Entries taken from a collection
***
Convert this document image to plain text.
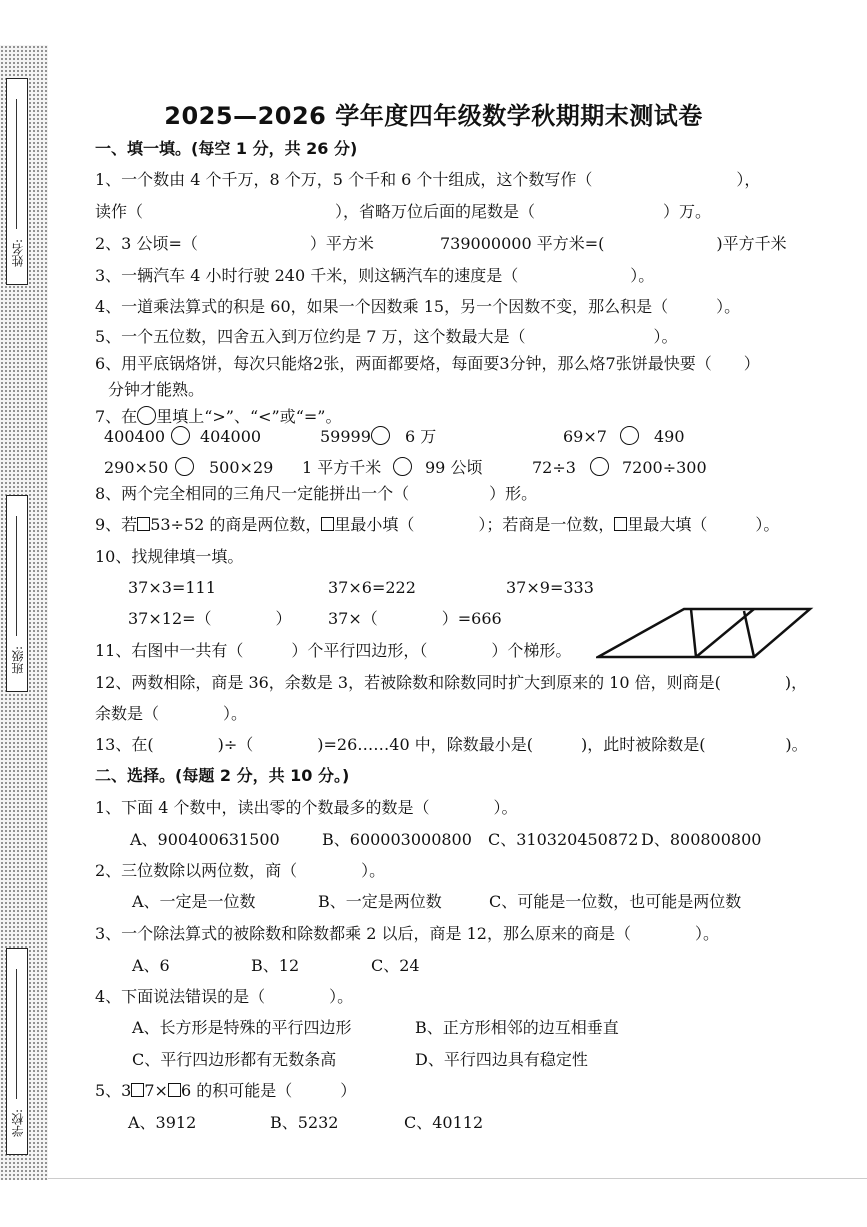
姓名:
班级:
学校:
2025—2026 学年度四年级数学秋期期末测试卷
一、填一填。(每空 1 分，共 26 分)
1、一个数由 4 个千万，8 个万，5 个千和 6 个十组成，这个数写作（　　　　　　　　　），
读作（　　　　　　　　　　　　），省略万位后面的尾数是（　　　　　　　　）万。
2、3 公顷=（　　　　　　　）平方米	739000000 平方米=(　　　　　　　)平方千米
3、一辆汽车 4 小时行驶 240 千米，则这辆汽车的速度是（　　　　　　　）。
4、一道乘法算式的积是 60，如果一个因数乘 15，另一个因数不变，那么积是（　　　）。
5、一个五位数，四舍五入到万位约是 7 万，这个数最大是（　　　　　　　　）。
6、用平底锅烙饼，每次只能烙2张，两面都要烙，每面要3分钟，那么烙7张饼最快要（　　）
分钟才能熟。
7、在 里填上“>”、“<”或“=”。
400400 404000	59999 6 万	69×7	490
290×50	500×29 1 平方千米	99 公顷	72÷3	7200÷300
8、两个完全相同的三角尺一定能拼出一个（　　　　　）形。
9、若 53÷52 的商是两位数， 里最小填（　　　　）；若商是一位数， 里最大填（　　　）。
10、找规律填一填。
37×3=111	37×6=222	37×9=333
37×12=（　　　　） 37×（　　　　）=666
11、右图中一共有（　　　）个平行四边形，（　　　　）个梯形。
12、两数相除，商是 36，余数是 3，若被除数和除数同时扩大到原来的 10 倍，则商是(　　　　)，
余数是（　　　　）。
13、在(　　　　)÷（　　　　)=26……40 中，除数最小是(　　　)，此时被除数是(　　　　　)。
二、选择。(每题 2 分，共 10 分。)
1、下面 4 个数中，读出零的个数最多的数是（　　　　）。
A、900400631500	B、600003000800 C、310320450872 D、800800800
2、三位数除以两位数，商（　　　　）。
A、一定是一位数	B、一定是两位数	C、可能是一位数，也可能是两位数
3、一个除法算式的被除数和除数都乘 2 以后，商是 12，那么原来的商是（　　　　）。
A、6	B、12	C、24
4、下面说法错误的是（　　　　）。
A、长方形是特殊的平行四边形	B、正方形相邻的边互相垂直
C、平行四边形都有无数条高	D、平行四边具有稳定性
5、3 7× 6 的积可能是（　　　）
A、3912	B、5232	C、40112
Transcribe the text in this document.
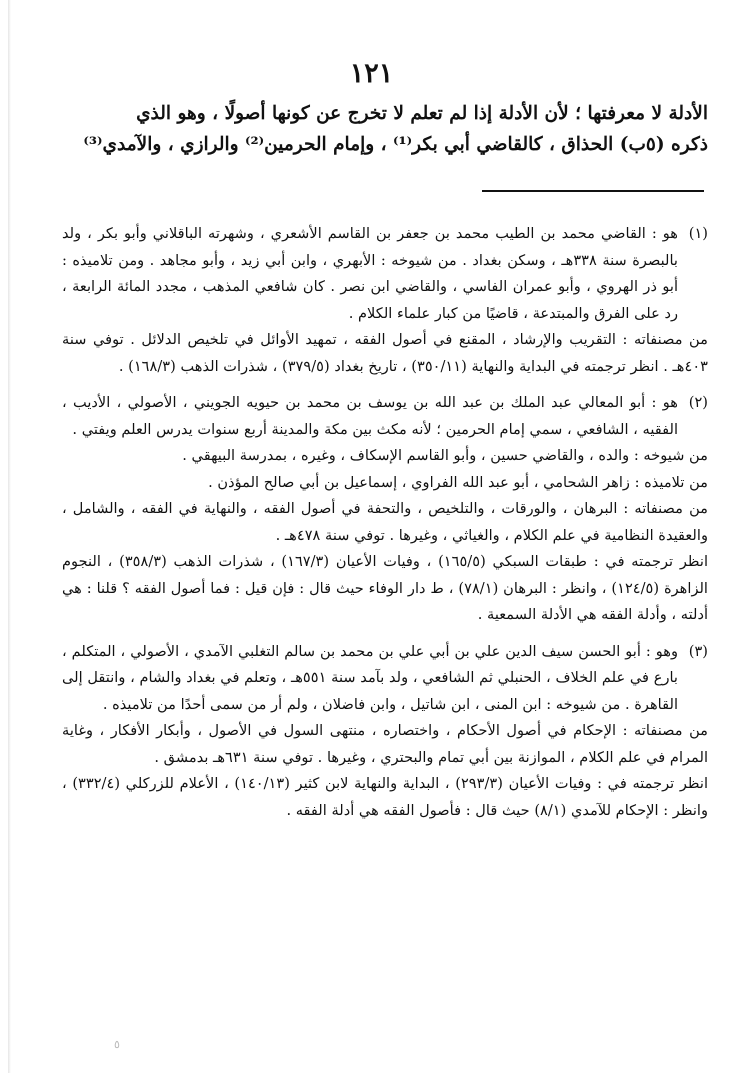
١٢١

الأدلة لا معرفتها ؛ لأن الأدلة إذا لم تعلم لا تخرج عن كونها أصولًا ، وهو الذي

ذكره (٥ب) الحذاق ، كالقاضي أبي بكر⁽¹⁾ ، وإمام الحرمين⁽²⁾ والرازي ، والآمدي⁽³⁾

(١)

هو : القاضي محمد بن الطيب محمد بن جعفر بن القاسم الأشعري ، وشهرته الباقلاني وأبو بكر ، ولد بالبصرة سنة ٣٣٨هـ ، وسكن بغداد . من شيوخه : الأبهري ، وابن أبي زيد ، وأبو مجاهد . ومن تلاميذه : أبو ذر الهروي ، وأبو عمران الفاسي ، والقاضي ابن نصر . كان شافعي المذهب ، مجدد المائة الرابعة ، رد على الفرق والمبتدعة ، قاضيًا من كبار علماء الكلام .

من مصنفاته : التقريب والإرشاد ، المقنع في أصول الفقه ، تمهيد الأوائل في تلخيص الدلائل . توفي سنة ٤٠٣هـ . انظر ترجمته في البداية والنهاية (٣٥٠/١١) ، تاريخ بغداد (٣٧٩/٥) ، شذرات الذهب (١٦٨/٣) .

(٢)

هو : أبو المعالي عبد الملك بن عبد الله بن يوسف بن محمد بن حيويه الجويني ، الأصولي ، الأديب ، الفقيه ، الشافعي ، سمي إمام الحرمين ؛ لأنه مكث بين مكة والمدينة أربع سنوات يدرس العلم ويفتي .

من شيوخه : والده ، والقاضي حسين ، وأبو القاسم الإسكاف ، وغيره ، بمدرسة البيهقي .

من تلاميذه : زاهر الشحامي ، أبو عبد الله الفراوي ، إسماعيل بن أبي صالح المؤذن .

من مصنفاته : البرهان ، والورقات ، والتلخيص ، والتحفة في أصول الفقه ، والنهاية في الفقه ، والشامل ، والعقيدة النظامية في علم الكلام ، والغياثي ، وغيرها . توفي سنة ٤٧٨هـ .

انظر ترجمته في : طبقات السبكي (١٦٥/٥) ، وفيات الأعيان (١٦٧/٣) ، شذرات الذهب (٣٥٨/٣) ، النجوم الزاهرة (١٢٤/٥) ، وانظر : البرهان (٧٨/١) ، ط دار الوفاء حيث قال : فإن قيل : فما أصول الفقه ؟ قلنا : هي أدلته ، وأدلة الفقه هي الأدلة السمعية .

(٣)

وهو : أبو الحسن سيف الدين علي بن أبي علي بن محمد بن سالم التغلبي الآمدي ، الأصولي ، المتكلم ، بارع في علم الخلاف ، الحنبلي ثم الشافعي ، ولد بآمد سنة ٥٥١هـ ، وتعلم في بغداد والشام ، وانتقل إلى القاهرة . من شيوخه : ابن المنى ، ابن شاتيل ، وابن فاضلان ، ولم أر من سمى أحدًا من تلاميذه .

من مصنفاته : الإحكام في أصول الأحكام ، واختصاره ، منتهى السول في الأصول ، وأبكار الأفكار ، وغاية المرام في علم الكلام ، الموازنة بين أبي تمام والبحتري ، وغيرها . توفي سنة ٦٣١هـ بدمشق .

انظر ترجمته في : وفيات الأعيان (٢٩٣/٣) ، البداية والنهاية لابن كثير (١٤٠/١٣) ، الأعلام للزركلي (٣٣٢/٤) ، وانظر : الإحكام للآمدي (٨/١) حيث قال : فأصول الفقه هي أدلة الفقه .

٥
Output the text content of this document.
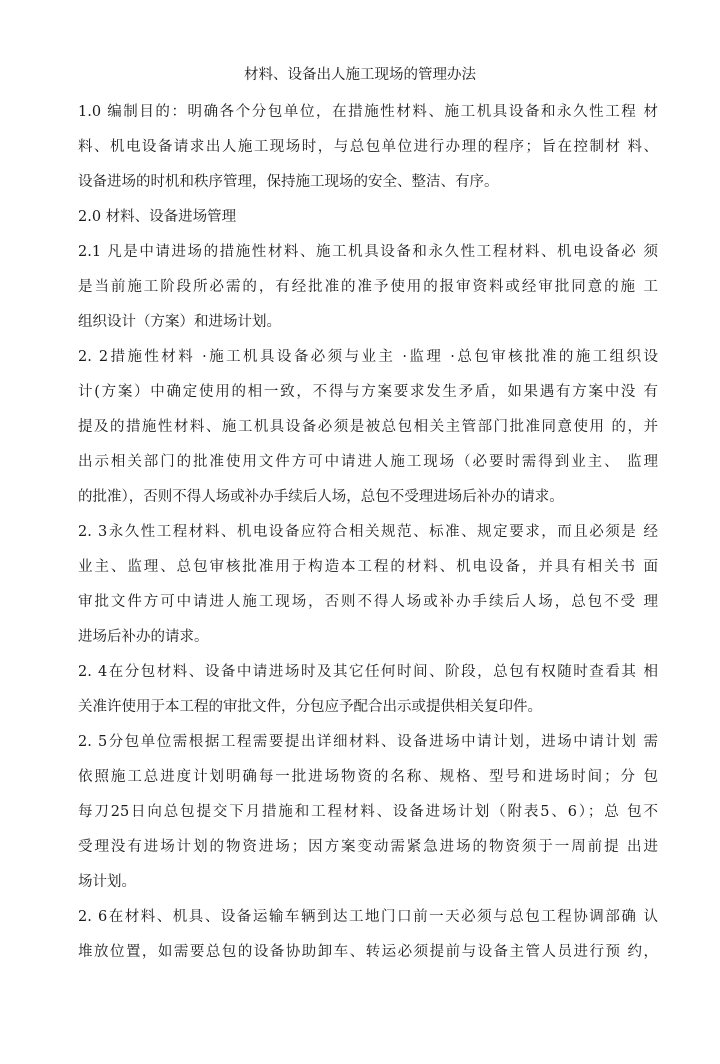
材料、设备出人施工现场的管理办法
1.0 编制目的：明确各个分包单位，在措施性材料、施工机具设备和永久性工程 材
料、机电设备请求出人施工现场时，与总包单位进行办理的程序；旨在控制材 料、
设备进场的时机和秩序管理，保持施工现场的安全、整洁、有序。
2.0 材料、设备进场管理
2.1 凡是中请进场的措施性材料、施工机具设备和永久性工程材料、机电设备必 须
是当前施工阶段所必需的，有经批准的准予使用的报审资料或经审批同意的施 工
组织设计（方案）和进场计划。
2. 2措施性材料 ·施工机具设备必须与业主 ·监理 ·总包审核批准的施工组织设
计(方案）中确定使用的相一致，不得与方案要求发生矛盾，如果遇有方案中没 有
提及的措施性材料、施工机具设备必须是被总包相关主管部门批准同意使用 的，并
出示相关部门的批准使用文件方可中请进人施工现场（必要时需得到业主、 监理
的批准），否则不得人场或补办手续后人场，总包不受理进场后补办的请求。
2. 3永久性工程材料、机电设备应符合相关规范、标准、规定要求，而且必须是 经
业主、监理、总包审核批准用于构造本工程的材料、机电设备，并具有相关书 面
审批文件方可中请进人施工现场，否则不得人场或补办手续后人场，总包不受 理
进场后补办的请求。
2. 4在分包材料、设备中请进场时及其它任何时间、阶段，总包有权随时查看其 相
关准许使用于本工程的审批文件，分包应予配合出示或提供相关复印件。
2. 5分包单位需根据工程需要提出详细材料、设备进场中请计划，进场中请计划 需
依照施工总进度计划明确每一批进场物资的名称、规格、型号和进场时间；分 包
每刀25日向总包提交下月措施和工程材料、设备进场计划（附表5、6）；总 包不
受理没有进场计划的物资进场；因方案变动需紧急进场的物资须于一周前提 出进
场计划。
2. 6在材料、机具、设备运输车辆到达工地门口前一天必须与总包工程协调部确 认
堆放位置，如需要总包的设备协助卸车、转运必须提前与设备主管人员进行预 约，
***
Extract, word for word, each line from the one that contains "Output the text content of this document." through the final line of the data above. Leave the pictures out.

EXERCISE SOLUTION →
Output the text content of this document.
材料、设备出人施工现场的管理办法
1.0 编制目的：明确各个分包单位，在措施性材料、施工机具设备和永久性工程 材
料、机电设备请求出人施工现场时，与总包单位进行办理的程序；旨在控制材 料、
设备进场的时机和秩序管理，保持施工现场的安全、整洁、有序。
2.0 材料、设备进场管理
2.1 凡是中请进场的措施性材料、施工机具设备和永久性工程材料、机电设备必 须
是当前施工阶段所必需的，有经批准的准予使用的报审资料或经审批同意的施 工
组织设计（方案）和进场计划。
2. 2措施性材料 ·施工机具设备必须与业主 ·监理 ·总包审核批准的施工组织设
计(方案）中确定使用的相一致，不得与方案要求发生矛盾，如果遇有方案中没 有
提及的措施性材料、施工机具设备必须是被总包相关主管部门批准同意使用 的，并
出示相关部门的批准使用文件方可中请进人施工现场（必要时需得到业主、 监理
的批准），否则不得人场或补办手续后人场，总包不受理进场后补办的请求。
2. 3永久性工程材料、机电设备应符合相关规范、标准、规定要求，而且必须是 经
业主、监理、总包审核批准用于构造本工程的材料、机电设备，并具有相关书 面
审批文件方可中请进人施工现场，否则不得人场或补办手续后人场，总包不受 理
进场后补办的请求。
2. 4在分包材料、设备中请进场时及其它任何时间、阶段，总包有权随时查看其 相
关准许使用于本工程的审批文件，分包应予配合出示或提供相关复印件。
2. 5分包单位需根据工程需要提出详细材料、设备进场中请计划，进场中请计划 需
依照施工总进度计划明确每一批进场物资的名称、规格、型号和进场时间；分 包
每刀25日向总包提交下月措施和工程材料、设备进场计划（附表5、6）；总 包不
受理没有进场计划的物资进场；因方案变动需紧急进场的物资须于一周前提 出进
场计划。
2. 6在材料、机具、设备运输车辆到达工地门口前一天必须与总包工程协调部确 认
堆放位置，如需要总包的设备协助卸车、转运必须提前与设备主管人员进行预 约，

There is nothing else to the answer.